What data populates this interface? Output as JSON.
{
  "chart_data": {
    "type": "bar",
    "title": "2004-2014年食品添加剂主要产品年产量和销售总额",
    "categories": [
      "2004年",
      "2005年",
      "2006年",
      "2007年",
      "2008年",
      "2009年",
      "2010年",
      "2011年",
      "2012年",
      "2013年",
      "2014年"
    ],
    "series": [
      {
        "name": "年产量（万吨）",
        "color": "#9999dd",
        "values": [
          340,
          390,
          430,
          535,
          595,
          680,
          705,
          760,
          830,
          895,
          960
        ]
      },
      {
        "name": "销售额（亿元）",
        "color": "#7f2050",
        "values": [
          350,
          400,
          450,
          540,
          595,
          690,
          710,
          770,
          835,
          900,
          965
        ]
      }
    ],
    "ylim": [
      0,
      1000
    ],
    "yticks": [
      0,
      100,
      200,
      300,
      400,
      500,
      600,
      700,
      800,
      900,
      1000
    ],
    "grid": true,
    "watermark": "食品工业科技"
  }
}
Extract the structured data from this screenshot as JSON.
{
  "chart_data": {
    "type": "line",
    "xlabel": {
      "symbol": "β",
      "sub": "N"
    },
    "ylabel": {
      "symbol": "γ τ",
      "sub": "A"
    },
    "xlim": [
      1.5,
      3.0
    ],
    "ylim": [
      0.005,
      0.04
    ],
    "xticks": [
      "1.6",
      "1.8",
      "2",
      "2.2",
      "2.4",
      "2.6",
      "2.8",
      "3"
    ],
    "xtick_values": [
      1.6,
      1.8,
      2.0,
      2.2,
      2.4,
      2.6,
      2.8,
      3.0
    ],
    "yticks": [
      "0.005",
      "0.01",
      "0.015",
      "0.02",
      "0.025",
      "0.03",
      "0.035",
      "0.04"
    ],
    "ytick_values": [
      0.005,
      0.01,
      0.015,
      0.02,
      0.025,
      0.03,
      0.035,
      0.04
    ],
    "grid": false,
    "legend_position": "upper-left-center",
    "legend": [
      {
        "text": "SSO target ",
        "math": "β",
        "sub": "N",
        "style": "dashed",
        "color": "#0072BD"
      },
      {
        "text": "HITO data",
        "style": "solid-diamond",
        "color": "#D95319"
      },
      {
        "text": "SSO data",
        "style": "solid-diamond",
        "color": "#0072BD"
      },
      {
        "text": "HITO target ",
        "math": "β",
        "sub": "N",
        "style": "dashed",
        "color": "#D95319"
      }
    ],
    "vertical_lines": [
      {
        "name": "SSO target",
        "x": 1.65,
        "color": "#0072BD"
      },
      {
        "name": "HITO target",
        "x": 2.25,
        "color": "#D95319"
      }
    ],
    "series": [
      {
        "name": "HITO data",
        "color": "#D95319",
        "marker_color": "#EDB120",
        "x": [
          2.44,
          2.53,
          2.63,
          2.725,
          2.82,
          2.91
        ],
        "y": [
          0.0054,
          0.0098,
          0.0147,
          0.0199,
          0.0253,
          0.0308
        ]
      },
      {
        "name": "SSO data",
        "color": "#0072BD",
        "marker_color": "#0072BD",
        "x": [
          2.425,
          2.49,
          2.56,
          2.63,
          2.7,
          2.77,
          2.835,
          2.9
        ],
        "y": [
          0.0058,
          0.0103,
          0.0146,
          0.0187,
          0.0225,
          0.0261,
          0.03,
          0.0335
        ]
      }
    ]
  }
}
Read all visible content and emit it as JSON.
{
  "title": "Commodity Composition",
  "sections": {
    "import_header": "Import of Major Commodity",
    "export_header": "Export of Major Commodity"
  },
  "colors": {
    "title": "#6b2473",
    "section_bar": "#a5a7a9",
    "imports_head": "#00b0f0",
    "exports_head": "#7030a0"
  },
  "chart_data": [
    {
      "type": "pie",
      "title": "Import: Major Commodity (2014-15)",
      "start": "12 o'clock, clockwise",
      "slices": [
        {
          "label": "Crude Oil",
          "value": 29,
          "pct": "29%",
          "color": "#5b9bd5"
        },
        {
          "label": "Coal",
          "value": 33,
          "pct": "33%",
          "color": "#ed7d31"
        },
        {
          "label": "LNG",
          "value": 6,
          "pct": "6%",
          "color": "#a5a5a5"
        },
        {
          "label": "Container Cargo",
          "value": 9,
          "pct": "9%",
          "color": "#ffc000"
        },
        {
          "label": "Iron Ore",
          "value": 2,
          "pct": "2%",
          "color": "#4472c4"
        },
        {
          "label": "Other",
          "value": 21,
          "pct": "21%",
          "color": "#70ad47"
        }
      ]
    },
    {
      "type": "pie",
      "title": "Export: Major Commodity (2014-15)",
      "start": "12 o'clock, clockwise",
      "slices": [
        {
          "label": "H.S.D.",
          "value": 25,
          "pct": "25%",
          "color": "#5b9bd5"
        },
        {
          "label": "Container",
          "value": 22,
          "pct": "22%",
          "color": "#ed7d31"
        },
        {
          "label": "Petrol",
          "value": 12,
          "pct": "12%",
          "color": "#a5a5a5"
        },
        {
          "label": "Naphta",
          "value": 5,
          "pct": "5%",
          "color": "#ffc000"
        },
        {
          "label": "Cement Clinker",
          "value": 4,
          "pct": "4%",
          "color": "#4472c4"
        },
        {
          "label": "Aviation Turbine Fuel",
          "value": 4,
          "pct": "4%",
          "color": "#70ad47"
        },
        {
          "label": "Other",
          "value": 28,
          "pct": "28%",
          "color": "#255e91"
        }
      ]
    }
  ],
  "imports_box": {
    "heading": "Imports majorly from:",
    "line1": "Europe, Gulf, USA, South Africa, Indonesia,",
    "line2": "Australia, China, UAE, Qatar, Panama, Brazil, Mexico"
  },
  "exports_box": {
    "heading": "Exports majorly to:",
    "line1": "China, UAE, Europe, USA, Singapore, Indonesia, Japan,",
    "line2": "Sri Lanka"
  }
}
+ + +
SHORT PROBLEM: Transcribe all of the material exactly. Omit nothing.

TASK ANSWER:
What data populates this interface? Output as JSON.
{
  "chart_data": {
    "type": "bar",
    "title": "2004-2014年食品添加剂主要产品年产量和销售总额",
    "categories": [
      "2004年",
      "2005年",
      "2006年",
      "2007年",
      "2008年",
      "2009年",
      "2010年",
      "2011年",
      "2012年",
      "2013年",
      "2014年"
    ],
    "series": [
      {
        "name": "年产量（万吨）",
        "color": "#9999dd",
        "values": [
          340,
          390,
          430,
          535,
          595,
          680,
          705,
          760,
          830,
          895,
          960
        ]
      },
      {
        "name": "销售额（亿元）",
        "color": "#7f2050",
        "values": [
          350,
          400,
          450,
          540,
          595,
          690,
          710,
          770,
          835,
          900,
          965
        ]
      }
    ],
    "ylim": [
      0,
      1000
    ],
    "yticks": [
      0,
      100,
      200,
      300,
      400,
      500,
      600,
      700,
      800,
      900,
      1000
    ],
    "grid": true,
    "watermark": "食品工业科技"
  }
}
Extract the structured data from this screenshot as JSON.
{
  "chart_data": {
    "type": "line",
    "xlabel": {
      "symbol": "β",
      "sub": "N"
    },
    "ylabel": {
      "symbol": "γ τ",
      "sub": "A"
    },
    "xlim": [
      1.5,
      3.0
    ],
    "ylim": [
      0.005,
      0.04
    ],
    "xticks": [
      "1.6",
      "1.8",
      "2",
      "2.2",
      "2.4",
      "2.6",
      "2.8",
      "3"
    ],
    "xtick_values": [
      1.6,
      1.8,
      2.0,
      2.2,
      2.4,
      2.6,
      2.8,
      3.0
    ],
    "yticks": [
      "0.005",
      "0.01",
      "0.015",
      "0.02",
      "0.025",
      "0.03",
      "0.035",
      "0.04"
    ],
    "ytick_values": [
      0.005,
      0.01,
      0.015,
      0.02,
      0.025,
      0.03,
      0.035,
      0.04
    ],
    "grid": false,
    "legend_position": "upper-left-center",
    "legend": [
      {
        "text": "SSO target ",
        "math": "β",
        "sub": "N",
        "style": "dashed",
        "color": "#0072BD"
      },
      {
        "text": "HITO data",
        "style": "solid-diamond",
        "color": "#D95319"
      },
      {
        "text": "SSO data",
        "style": "solid-diamond",
        "color": "#0072BD"
      },
      {
        "text": "HITO target ",
        "math": "β",
        "sub": "N",
        "style": "dashed",
        "color": "#D95319"
      }
    ],
    "vertical_lines": [
      {
        "name": "SSO target",
        "x": 1.65,
        "color": "#0072BD"
      },
      {
        "name": "HITO target",
        "x": 2.25,
        "color": "#D95319"
      }
    ],
    "series": [
      {
        "name": "HITO data",
        "color": "#D95319",
        "marker_color": "#EDB120",
        "x": [
          2.44,
          2.53,
          2.63,
          2.725,
          2.82,
          2.91
        ],
        "y": [
          0.0054,
          0.0098,
          0.0147,
          0.0199,
          0.0253,
          0.0308
        ]
      },
      {
        "name": "SSO data",
        "color": "#0072BD",
        "marker_color": "#0072BD",
        "x": [
          2.425,
          2.49,
          2.56,
          2.63,
          2.7,
          2.77,
          2.835,
          2.9
        ],
        "y": [
          0.0058,
          0.0103,
          0.0146,
          0.0187,
          0.0225,
          0.0261,
          0.03,
          0.0335
        ]
      }
    ]
  }
}
Read all visible content and emit it as JSON.
{
  "title": "Commodity Composition",
  "sections": {
    "import_header": "Import of Major Commodity",
    "export_header": "Export of Major Commodity"
  },
  "colors": {
    "title": "#6b2473",
    "section_bar": "#a5a7a9",
    "imports_head": "#00b0f0",
    "exports_head": "#7030a0"
  },
  "chart_data": [
    {
      "type": "pie",
      "title": "Import: Major Commodity (2014-15)",
      "start": "12 o'clock, clockwise",
      "slices": [
        {
          "label": "Crude Oil",
          "value": 29,
          "pct": "29%",
          "color": "#5b9bd5"
        },
        {
          "label": "Coal",
          "value": 33,
          "pct": "33%",
          "color": "#ed7d31"
        },
        {
          "label": "LNG",
          "value": 6,
          "pct": "6%",
          "color": "#a5a5a5"
        },
        {
          "label": "Container Cargo",
          "value": 9,
          "pct": "9%",
          "color": "#ffc000"
        },
        {
          "label": "Iron Ore",
          "value": 2,
          "pct": "2%",
          "color": "#4472c4"
        },
        {
          "label": "Other",
          "value": 21,
          "pct": "21%",
          "color": "#70ad47"
        }
      ]
    },
    {
      "type": "pie",
      "title": "Export: Major Commodity (2014-15)",
      "start": "12 o'clock, clockwise",
      "slices": [
        {
          "label": "H.S.D.",
          "value": 25,
          "pct": "25%",
          "color": "#5b9bd5"
        },
        {
          "label": "Container",
          "value": 22,
          "pct": "22%",
          "color": "#ed7d31"
        },
        {
          "label": "Petrol",
          "value": 12,
          "pct": "12%",
          "color": "#a5a5a5"
        },
        {
          "label": "Naphta",
          "value": 5,
          "pct": "5%",
          "color": "#ffc000"
        },
        {
          "label": "Cement Clinker",
          "value": 4,
          "pct": "4%",
          "color": "#4472c4"
        },
        {
          "label": "Aviation Turbine Fuel",
          "value": 4,
          "pct": "4%",
          "color": "#70ad47"
        },
        {
          "label": "Other",
          "value": 28,
          "pct": "28%",
          "color": "#255e91"
        }
      ]
    }
  ],
  "imports_box": {
    "heading": "Imports majorly from:",
    "line1": "Europe, Gulf, USA, South Africa, Indonesia,",
    "line2": "Australia, China, UAE, Qatar, Panama, Brazil, Mexico"
  },
  "exports_box": {
    "heading": "Exports majorly to:",
    "line1": "China, UAE, Europe, USA, Singapore, Indonesia, Japan,",
    "line2": "Sri Lanka"
  }
}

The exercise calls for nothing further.